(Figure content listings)
----

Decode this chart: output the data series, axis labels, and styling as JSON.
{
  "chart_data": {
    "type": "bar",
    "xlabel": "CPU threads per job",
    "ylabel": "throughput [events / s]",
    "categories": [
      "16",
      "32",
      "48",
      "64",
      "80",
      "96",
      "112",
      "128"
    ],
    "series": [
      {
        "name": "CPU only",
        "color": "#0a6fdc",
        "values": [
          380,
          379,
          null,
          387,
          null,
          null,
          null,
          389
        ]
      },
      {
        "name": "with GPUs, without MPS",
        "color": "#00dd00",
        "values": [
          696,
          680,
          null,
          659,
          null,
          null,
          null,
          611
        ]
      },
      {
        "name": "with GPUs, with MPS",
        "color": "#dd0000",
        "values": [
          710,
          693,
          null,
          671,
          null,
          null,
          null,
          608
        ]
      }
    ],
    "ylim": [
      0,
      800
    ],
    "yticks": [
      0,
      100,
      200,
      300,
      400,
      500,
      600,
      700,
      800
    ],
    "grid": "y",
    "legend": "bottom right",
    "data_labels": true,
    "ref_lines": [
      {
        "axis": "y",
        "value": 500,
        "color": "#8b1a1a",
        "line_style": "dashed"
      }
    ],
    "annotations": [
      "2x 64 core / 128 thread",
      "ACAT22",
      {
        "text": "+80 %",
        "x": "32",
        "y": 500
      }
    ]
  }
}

----

◆ REQUEST:
Pick out each line in the material containing "series".

◆ WORKED ANSWER:
Decode this chart: output the data series, axis labels, and styling as JSON.
    "series": [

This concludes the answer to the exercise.